----- Data -----

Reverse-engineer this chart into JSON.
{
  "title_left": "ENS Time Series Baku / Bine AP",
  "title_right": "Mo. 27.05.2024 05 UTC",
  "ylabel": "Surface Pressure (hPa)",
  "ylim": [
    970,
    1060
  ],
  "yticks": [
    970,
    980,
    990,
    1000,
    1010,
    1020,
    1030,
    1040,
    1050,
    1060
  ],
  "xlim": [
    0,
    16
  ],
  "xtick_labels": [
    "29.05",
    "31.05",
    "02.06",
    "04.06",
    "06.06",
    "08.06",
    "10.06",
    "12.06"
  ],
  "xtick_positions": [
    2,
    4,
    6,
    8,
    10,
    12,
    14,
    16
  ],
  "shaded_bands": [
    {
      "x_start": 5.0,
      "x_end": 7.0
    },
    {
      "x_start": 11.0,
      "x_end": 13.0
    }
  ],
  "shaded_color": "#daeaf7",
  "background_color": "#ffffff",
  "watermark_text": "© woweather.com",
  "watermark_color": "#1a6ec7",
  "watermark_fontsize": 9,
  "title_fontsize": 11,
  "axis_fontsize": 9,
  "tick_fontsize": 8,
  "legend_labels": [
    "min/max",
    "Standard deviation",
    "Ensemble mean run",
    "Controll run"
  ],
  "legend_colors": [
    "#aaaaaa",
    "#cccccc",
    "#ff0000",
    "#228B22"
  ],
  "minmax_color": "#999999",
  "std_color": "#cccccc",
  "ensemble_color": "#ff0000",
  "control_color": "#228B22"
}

-----

- The task
The records above need to be transcribed in full. Keep every character unchanged.

- Solved exercise
Reverse-engineer this chart into JSON.
{
  "title_left": "ENS Time Series Baku / Bine AP",
  "title_right": "Mo. 27.05.2024 05 UTC",
  "ylabel": "Surface Pressure (hPa)",
  "ylim": [
    970,
    1060
  ],
  "yticks": [
    970,
    980,
    990,
    1000,
    1010,
    1020,
    1030,
    1040,
    1050,
    1060
  ],
  "xlim": [
    0,
    16
  ],
  "xtick_labels": [
    "29.05",
    "31.05",
    "02.06",
    "04.06",
    "06.06",
    "08.06",
    "10.06",
    "12.06"
  ],
  "xtick_positions": [
    2,
    4,
    6,
    8,
    10,
    12,
    14,
    16
  ],
  "shaded_bands": [
    {
      "x_start": 5.0,
      "x_end": 7.0
    },
    {
      "x_start": 11.0,
      "x_end": 13.0
    }
  ],
  "shaded_color": "#daeaf7",
  "background_color": "#ffffff",
  "watermark_text": "© woweather.com",
  "watermark_color": "#1a6ec7",
  "watermark_fontsize": 9,
  "title_fontsize": 11,
  "axis_fontsize": 9,
  "tick_fontsize": 8,
  "legend_labels": [
    "min/max",
    "Standard deviation",
    "Ensemble mean run",
    "Controll run"
  ],
  "legend_colors": [
    "#aaaaaa",
    "#cccccc",
    "#ff0000",
    "#228B22"
  ],
  "minmax_color": "#999999",
  "std_color": "#cccccc",
  "ensemble_color": "#ff0000",
  "control_color": "#228B22"
}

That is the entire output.